Records to use:

++++++++++++++++++++

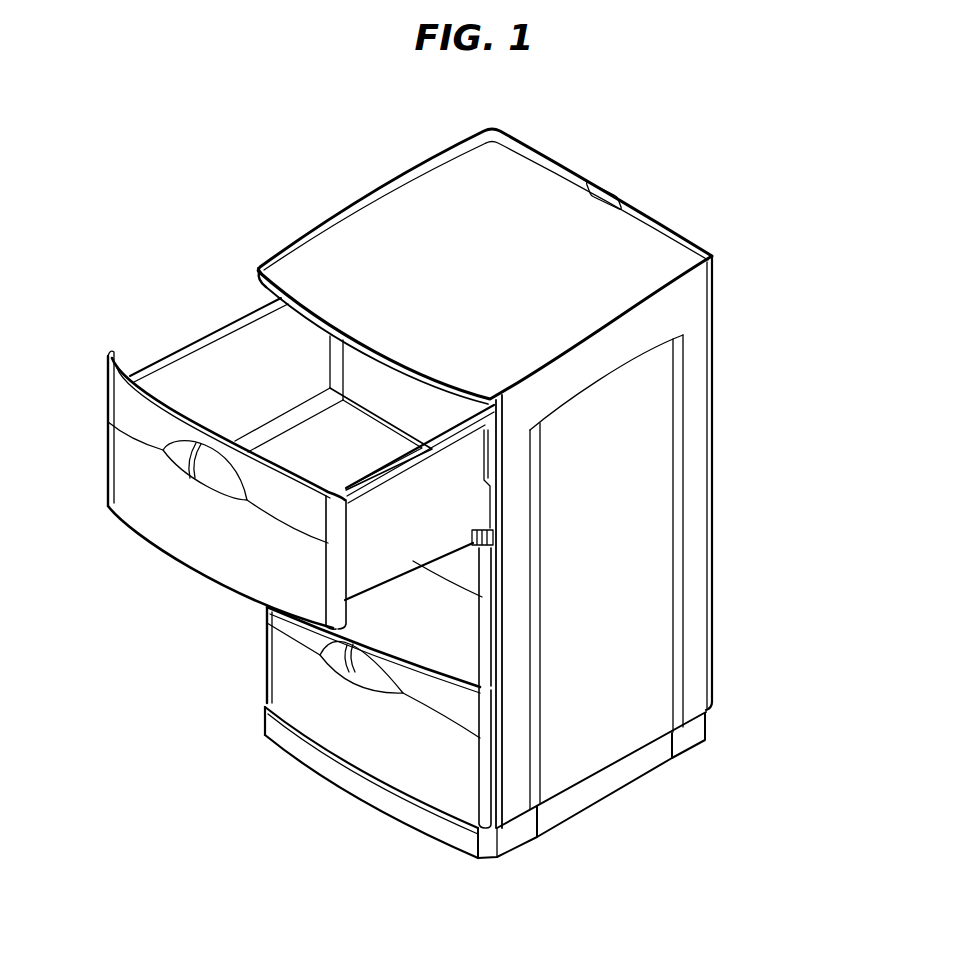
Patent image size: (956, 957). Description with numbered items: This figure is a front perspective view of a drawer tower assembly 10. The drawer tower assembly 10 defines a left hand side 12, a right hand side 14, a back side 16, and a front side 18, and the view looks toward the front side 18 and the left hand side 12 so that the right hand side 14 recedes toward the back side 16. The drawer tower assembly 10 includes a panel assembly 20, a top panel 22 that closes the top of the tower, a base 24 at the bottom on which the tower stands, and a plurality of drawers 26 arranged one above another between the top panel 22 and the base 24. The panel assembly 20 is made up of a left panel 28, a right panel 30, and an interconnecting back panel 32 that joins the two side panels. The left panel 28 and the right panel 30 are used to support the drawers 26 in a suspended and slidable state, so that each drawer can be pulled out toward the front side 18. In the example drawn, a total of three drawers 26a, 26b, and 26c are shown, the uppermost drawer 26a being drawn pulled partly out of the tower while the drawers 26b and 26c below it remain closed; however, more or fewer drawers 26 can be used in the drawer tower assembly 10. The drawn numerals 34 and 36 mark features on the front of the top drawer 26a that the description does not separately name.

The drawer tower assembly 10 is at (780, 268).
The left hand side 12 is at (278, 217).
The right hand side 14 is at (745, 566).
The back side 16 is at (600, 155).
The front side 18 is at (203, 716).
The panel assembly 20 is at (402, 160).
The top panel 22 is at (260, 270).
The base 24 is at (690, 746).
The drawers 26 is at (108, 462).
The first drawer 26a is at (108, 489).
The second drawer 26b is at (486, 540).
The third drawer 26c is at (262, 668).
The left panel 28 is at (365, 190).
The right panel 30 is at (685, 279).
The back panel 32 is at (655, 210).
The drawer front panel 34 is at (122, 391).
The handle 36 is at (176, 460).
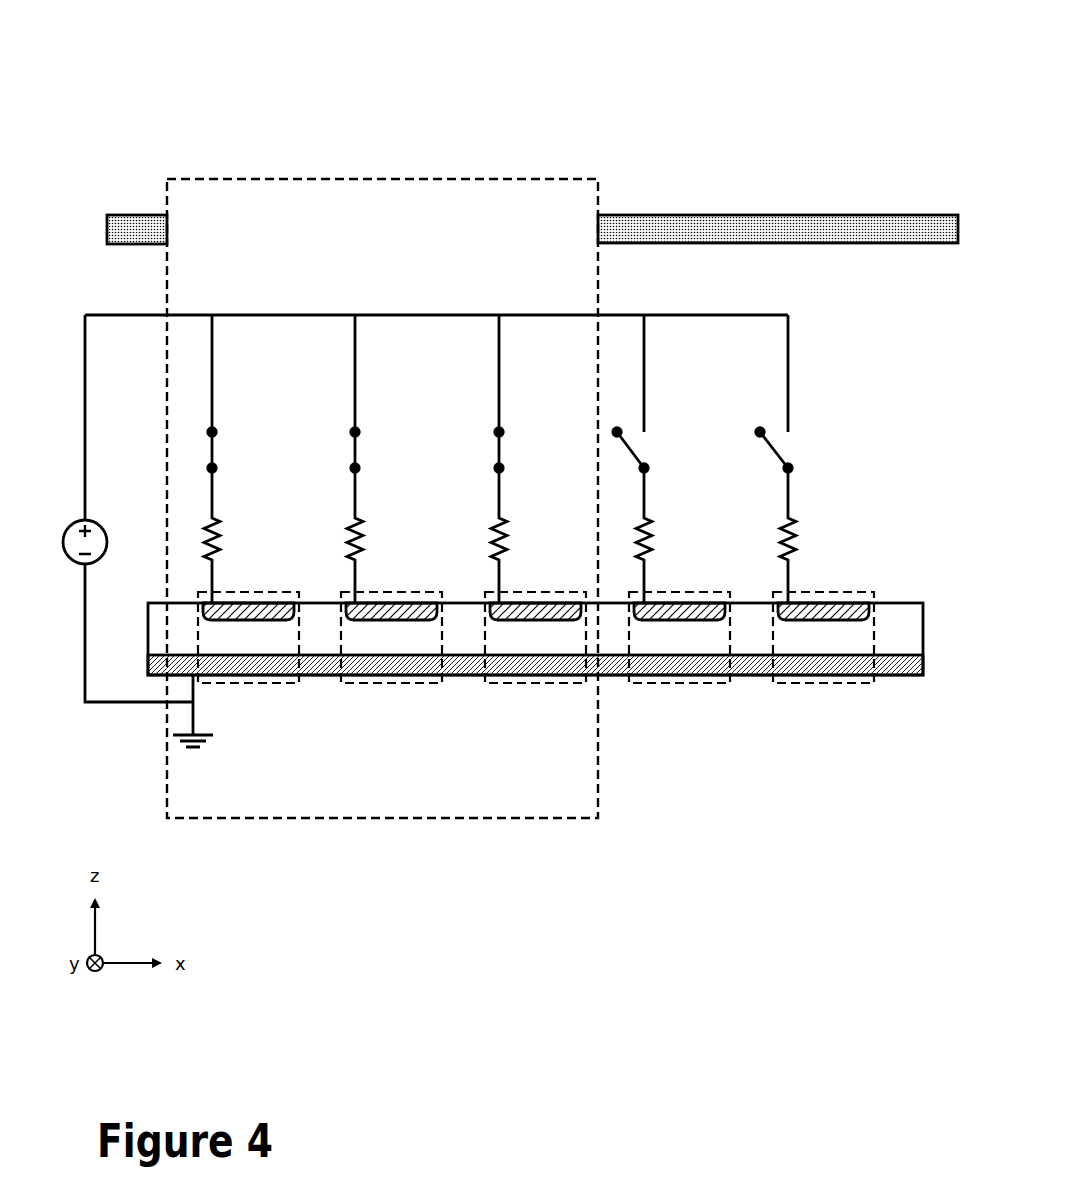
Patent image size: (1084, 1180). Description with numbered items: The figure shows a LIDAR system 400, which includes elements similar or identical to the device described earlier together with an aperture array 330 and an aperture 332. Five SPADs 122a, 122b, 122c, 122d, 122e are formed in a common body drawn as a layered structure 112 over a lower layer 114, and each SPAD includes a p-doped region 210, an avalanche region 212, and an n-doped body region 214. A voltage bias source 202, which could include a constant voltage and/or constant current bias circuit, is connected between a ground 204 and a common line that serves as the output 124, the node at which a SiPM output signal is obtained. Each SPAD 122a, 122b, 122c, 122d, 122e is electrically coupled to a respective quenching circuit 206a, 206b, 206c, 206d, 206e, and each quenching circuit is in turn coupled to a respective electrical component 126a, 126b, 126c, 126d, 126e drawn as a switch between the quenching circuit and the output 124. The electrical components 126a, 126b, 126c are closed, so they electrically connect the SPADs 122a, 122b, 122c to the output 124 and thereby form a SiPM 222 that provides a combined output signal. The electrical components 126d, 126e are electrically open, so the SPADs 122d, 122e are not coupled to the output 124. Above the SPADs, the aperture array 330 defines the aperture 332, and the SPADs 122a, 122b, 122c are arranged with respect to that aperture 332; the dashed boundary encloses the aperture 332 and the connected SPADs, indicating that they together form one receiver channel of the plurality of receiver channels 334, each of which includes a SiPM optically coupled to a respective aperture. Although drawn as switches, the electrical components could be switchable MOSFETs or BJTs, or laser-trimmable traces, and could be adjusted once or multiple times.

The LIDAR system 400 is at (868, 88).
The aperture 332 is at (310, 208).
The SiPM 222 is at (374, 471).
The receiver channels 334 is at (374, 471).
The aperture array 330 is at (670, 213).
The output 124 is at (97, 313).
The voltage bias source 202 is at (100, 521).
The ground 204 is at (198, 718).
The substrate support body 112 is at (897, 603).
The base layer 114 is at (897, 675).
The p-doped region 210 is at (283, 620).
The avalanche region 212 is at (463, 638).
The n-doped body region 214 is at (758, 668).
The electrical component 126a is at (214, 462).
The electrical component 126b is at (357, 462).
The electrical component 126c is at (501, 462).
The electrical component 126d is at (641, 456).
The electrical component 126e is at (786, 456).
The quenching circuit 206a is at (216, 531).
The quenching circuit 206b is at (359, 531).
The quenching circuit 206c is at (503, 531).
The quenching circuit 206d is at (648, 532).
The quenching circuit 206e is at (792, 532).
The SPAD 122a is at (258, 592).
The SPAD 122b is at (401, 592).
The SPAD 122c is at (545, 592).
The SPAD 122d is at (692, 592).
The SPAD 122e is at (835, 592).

++++++++++++++++++++

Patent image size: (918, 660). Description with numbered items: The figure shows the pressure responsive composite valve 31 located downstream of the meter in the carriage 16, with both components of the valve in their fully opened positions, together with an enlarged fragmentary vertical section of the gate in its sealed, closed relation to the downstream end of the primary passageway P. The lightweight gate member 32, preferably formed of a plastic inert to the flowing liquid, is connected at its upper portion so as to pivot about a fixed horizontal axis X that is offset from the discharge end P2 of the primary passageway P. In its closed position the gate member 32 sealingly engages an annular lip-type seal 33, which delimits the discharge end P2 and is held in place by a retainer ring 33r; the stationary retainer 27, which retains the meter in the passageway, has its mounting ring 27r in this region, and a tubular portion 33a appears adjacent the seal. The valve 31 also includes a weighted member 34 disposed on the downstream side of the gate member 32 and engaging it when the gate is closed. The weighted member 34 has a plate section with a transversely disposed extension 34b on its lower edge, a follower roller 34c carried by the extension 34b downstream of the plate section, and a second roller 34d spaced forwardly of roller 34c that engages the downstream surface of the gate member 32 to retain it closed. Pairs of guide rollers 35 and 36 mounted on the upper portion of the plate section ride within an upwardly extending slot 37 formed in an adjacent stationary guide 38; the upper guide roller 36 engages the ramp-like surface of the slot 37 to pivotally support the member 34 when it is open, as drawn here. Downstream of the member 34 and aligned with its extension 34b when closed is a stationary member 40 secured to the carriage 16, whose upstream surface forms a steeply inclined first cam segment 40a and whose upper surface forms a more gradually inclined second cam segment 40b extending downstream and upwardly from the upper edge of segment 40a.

++++++++++++++++++++

Goal: Copy the data above word for word, beginning with the line that contains "Patent image size: (956, 957)." and ending with the line that contains "The top panel 22 is at (260, 270).".

Completed exercise:
Patent image size: (956, 957). Description with numbered items: This figure is a front perspective view of a drawer tower assembly 10. The drawer tower assembly 10 defines a left hand side 12, a right hand side 14, a back side 16, and a front side 18, and the view looks toward the front side 18 and the left hand side 12 so that the right hand side 14 recedes toward the back side 16. The drawer tower assembly 10 includes a panel assembly 20, a top panel 22 that closes the top of the tower, a base 24 at the bottom on which the tower stands, and a plurality of drawers 26 arranged one above another between the top panel 22 and the base 24. The panel assembly 20 is made up of a left panel 28, a right panel 30, and an interconnecting back panel 32 that joins the two side panels. The left panel 28 and the right panel 30 are used to support the drawers 26 in a suspended and slidable state, so that each drawer can be pulled out toward the front side 18. In the example drawn, a total of three drawers 26a, 26b, and 26c are shown, the uppermost drawer 26a being drawn pulled partly out of the tower while the drawers 26b and 26c below it remain closed; however, more or fewer drawers 26 can be used in the drawer tower assembly 10. The drawn numerals 34 and 36 mark features on the front of the top drawer 26a that the description does not separately name.

The drawer tower assembly 10 is at (780, 268).
The left hand side 12 is at (278, 217).
The right hand side 14 is at (745, 566).
The back side 16 is at (600, 155).
The front side 18 is at (203, 716).
The panel assembly 20 is at (402, 160).
The top panel 22 is at (260, 270).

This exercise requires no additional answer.